■ Exercise task
From the line with "What data populates" down to the final line of the material below, quote every line exactly and leave out all lines before it.

Records contained in a dataset
###

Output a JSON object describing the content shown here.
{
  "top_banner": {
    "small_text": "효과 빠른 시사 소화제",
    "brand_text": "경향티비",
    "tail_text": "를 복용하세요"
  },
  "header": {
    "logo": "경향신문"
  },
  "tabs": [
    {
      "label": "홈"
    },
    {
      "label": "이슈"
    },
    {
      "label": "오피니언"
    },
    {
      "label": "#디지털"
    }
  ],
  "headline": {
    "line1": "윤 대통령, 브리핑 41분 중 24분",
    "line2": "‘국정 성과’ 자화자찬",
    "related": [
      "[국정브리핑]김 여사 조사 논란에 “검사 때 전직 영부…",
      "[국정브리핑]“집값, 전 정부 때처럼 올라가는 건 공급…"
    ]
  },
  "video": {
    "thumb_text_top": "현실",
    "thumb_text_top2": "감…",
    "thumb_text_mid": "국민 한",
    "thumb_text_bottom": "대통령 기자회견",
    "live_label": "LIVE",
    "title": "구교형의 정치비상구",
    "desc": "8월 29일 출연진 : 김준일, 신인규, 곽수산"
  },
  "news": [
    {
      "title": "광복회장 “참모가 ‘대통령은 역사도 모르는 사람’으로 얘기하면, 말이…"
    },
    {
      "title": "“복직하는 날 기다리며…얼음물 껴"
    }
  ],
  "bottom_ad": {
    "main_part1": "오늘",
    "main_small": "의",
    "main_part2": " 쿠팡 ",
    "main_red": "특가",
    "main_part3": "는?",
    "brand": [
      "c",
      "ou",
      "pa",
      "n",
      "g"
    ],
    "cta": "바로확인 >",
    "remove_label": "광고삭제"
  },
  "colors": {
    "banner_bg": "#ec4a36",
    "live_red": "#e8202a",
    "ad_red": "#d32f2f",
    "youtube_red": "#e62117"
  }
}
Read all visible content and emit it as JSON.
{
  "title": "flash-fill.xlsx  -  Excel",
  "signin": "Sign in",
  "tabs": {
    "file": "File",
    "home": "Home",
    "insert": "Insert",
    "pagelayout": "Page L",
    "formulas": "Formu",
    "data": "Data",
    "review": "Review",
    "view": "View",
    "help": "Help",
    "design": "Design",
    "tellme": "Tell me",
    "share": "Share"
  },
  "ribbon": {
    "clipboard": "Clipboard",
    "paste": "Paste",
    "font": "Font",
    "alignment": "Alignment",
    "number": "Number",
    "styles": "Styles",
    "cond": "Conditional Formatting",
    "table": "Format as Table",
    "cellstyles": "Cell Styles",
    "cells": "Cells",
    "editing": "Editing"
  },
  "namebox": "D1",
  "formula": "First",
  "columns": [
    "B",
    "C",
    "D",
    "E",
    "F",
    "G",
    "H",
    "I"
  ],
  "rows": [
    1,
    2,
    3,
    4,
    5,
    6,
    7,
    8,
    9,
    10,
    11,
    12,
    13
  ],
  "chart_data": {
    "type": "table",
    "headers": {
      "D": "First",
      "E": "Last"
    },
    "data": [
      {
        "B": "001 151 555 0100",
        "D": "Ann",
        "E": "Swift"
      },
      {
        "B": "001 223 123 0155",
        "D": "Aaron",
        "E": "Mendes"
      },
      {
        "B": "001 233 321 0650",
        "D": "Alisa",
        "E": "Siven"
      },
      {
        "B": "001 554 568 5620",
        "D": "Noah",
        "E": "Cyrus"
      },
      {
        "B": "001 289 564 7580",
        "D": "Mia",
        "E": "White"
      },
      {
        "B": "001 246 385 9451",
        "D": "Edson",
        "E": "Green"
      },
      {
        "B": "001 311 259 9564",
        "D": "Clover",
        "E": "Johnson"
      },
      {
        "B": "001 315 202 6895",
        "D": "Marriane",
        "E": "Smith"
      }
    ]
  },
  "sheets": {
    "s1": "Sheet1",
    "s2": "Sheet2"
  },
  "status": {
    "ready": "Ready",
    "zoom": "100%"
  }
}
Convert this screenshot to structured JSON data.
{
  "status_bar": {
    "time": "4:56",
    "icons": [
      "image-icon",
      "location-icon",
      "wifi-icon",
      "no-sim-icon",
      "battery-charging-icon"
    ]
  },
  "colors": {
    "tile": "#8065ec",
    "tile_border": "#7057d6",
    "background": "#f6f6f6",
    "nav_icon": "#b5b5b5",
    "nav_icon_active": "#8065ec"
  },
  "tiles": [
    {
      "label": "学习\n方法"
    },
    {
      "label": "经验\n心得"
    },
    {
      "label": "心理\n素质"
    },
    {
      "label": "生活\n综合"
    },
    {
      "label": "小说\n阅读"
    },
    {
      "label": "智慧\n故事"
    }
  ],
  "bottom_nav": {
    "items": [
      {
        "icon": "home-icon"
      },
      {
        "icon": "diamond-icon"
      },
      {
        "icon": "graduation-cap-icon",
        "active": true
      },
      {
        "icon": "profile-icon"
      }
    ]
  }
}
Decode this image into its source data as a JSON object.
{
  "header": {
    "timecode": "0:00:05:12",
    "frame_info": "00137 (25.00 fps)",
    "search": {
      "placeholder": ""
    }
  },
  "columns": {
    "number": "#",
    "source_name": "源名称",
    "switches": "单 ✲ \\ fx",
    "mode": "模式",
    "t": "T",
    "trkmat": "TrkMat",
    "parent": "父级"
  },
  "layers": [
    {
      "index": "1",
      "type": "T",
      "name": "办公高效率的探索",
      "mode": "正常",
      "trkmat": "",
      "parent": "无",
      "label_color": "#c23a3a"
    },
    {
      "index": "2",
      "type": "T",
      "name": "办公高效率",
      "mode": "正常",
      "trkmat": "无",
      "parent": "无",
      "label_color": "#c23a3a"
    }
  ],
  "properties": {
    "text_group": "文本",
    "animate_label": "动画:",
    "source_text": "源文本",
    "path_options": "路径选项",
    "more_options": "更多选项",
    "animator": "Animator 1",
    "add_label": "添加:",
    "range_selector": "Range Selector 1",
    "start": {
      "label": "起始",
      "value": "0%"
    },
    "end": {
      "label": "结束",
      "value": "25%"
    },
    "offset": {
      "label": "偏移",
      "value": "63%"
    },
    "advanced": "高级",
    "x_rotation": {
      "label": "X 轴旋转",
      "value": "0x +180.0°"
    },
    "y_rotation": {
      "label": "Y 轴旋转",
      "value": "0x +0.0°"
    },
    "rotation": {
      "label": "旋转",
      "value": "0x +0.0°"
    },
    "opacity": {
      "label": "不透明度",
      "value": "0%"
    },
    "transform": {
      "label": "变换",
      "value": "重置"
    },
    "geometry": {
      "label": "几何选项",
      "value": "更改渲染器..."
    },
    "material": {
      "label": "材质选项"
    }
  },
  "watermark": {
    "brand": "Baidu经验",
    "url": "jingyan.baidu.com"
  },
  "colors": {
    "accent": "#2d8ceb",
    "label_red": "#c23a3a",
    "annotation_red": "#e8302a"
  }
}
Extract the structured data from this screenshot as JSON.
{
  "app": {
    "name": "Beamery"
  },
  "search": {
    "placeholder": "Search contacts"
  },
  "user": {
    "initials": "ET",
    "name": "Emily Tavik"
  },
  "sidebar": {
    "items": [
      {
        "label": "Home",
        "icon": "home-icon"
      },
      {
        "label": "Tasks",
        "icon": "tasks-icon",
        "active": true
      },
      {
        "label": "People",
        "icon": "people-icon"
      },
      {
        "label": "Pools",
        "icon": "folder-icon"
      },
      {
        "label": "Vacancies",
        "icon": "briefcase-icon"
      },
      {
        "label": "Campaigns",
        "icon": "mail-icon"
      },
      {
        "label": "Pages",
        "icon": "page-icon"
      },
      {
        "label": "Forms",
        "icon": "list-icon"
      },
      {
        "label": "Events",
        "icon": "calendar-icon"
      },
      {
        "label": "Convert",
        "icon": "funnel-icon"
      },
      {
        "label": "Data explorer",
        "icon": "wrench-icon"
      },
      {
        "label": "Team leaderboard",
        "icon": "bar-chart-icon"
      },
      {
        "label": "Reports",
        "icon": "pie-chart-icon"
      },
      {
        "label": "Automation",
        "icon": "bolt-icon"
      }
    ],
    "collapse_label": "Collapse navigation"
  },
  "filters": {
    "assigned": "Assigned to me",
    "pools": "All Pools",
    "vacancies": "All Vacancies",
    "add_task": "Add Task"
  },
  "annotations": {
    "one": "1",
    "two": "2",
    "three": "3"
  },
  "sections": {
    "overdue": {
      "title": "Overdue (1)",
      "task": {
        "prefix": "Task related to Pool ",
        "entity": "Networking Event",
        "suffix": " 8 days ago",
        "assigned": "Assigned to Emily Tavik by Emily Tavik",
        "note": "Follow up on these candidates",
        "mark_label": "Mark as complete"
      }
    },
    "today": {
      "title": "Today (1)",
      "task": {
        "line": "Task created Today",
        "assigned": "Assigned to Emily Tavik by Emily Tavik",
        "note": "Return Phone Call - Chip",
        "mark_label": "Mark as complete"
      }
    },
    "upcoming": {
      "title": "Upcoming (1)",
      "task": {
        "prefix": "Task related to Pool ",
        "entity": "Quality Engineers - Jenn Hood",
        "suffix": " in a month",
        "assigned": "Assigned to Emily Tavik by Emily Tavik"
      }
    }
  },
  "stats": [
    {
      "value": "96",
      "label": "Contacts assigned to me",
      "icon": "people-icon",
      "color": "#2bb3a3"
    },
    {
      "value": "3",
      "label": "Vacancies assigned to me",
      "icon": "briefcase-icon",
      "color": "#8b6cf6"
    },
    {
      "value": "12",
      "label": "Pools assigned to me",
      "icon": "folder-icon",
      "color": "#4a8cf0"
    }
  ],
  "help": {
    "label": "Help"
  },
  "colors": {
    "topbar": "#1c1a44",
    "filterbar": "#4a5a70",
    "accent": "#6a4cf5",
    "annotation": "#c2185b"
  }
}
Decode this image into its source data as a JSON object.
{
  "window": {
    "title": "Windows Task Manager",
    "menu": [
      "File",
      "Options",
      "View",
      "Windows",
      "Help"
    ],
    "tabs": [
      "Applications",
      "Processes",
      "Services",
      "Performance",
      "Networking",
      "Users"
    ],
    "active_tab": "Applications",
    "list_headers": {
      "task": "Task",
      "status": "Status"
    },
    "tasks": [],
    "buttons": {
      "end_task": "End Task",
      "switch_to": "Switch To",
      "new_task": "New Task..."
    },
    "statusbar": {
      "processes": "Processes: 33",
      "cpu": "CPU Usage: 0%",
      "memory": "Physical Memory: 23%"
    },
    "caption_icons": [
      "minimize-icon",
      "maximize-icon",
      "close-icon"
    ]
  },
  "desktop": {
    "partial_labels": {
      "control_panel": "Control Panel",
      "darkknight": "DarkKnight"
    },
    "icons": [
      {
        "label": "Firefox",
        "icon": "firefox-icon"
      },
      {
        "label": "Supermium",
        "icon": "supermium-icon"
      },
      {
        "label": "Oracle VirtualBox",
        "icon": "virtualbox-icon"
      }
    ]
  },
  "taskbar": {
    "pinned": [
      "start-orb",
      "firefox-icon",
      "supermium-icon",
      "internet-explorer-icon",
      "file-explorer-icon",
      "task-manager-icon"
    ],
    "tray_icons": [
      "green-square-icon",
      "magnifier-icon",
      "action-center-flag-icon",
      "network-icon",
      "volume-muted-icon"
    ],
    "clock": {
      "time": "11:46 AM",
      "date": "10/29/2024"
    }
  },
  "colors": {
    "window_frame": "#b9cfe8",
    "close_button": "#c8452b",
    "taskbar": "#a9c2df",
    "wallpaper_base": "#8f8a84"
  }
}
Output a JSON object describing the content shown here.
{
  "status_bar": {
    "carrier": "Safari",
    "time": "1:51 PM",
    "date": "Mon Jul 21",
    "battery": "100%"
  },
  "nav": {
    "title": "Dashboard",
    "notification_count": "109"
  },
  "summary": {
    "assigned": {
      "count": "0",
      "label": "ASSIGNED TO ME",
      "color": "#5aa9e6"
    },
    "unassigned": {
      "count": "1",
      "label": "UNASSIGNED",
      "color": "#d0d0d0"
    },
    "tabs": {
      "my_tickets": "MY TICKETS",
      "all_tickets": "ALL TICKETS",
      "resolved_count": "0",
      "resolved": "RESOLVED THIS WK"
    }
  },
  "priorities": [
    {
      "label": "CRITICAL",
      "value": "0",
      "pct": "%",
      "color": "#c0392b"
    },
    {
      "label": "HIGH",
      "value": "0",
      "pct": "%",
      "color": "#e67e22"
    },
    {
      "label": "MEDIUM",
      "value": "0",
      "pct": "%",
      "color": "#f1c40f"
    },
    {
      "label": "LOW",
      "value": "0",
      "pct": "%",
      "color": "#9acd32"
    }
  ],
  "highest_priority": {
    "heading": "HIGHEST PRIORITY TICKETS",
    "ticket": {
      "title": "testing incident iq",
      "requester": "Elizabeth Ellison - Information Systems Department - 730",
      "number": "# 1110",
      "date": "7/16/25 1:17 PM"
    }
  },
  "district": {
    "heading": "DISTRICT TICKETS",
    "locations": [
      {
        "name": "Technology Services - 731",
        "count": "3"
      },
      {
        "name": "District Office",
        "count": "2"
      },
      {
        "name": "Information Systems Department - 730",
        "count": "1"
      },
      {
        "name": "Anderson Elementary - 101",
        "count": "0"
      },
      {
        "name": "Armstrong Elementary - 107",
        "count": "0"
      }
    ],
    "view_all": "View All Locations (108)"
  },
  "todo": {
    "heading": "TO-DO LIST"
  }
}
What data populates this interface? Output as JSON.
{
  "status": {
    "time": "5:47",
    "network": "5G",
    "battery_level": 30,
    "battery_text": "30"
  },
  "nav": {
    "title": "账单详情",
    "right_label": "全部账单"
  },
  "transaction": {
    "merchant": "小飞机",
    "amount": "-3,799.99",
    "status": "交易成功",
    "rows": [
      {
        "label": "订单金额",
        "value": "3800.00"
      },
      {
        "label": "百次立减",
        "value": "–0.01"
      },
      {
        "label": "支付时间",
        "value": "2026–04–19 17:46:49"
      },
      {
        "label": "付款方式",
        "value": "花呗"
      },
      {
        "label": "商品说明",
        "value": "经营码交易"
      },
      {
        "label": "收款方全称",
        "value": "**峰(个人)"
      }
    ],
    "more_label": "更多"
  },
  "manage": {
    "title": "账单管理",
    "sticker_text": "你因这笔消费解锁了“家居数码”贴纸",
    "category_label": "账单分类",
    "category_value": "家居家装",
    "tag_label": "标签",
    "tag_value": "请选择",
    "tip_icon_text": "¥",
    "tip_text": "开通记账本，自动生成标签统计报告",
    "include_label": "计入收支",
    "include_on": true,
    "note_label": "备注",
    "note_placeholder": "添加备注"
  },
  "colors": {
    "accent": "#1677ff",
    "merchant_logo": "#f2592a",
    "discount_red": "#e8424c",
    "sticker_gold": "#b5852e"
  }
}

###

■ Result
What data populates this interface? Output as JSON.
{
  "status": {
    "time": "5:47",
    "network": "5G",
    "battery_level": 30,
    "battery_text": "30"
  },
  "nav": {
    "title": "账单详情",
    "right_label": "全部账单"
  },
  "transaction": {
    "merchant": "小飞机",
    "amount": "-3,799.99",
    "status": "交易成功",
    "rows": [
      {
        "label": "订单金额",
        "value": "3800.00"
      },
      {
        "label": "百次立减",
        "value": "–0.01"
      },
      {
        "label": "支付时间",
        "value": "2026–04–19 17:46:49"
      },
      {
        "label": "付款方式",
        "value": "花呗"
      },
      {
        "label": "商品说明",
        "value": "经营码交易"
      },
      {
        "label": "收款方全称",
        "value": "**峰(个人)"
      }
    ],
    "more_label": "更多"
  },
  "manage": {
    "title": "账单管理",
    "sticker_text": "你因这笔消费解锁了“家居数码”贴纸",
    "category_label": "账单分类",
    "category_value": "家居家装",
    "tag_label": "标签",
    "tag_value": "请选择",
    "tip_icon_text": "¥",
    "tip_text": "开通记账本，自动生成标签统计报告",
    "include_label": "计入收支",
    "include_on": true,
    "note_label": "备注",
    "note_placeholder": "添加备注"
  },
  "colors": {
    "accent": "#1677ff",
    "merchant_logo": "#f2592a",
    "discount_red": "#e8424c",
    "sticker_gold": "#b5852e"
  }
}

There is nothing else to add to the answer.